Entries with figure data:
-- START --
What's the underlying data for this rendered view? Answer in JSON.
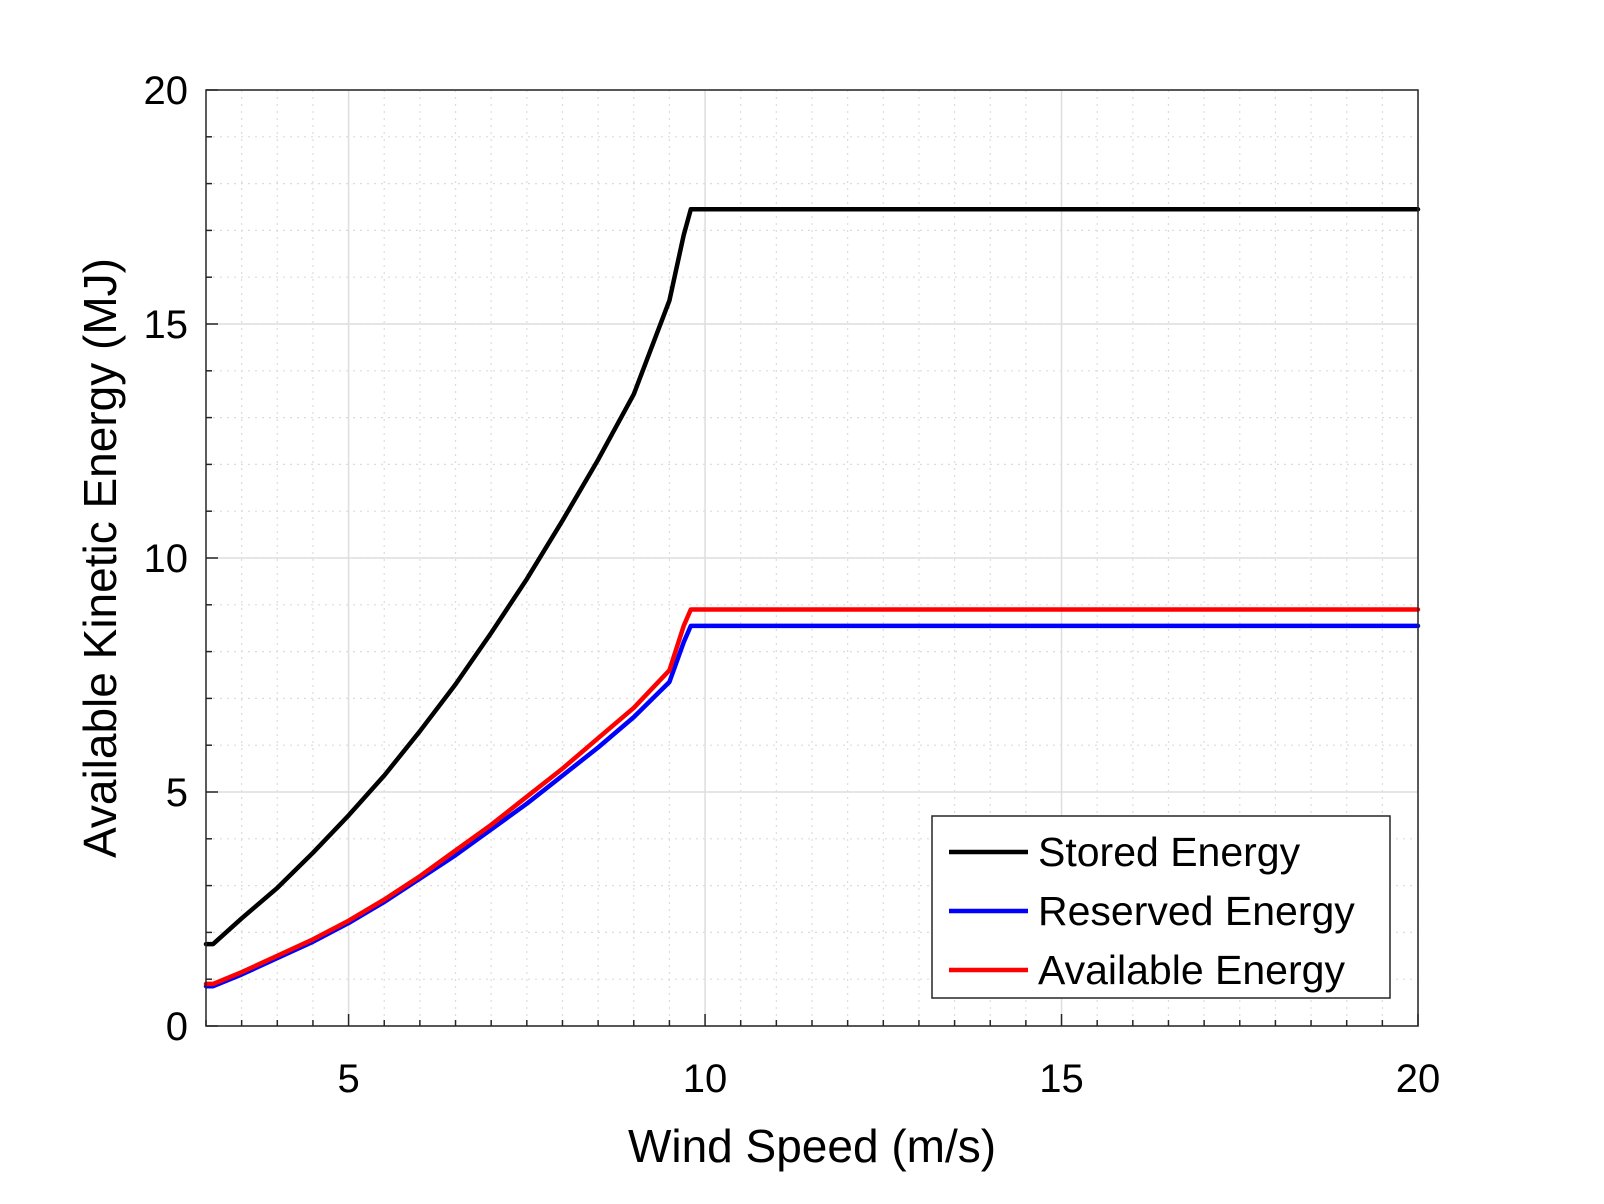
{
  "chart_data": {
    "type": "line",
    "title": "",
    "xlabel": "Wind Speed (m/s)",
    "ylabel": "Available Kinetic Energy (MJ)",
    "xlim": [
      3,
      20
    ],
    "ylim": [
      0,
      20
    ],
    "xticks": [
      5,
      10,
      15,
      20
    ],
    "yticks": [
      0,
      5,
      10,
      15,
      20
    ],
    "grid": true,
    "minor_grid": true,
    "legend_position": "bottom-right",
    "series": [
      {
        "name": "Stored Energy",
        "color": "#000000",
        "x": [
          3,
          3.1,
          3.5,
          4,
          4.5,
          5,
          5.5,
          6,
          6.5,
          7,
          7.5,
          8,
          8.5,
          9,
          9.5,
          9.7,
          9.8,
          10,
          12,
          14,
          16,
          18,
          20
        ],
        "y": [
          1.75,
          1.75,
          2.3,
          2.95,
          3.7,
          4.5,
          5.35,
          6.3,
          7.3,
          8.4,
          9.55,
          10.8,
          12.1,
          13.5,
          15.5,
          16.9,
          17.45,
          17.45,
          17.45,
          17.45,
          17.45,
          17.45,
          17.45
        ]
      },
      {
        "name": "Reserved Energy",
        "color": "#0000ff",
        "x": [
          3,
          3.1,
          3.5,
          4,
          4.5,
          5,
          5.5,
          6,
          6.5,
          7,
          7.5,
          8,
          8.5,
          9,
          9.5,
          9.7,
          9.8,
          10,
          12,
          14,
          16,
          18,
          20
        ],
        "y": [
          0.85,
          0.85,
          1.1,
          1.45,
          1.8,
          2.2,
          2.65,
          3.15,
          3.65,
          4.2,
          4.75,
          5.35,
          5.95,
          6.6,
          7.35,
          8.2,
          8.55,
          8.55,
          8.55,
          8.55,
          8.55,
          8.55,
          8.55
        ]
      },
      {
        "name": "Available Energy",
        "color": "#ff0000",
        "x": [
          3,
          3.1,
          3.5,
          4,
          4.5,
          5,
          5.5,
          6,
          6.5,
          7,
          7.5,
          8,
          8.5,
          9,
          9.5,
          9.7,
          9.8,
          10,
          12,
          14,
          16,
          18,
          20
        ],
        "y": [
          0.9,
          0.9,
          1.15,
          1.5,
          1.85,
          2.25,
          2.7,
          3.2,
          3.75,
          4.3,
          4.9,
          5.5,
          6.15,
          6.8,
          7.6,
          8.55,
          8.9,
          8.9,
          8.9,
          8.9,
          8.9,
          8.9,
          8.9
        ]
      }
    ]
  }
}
-- END --
Stated task
Find the number of lines in which the word "name" occurs, and write nothing but that number.

Expected answer
3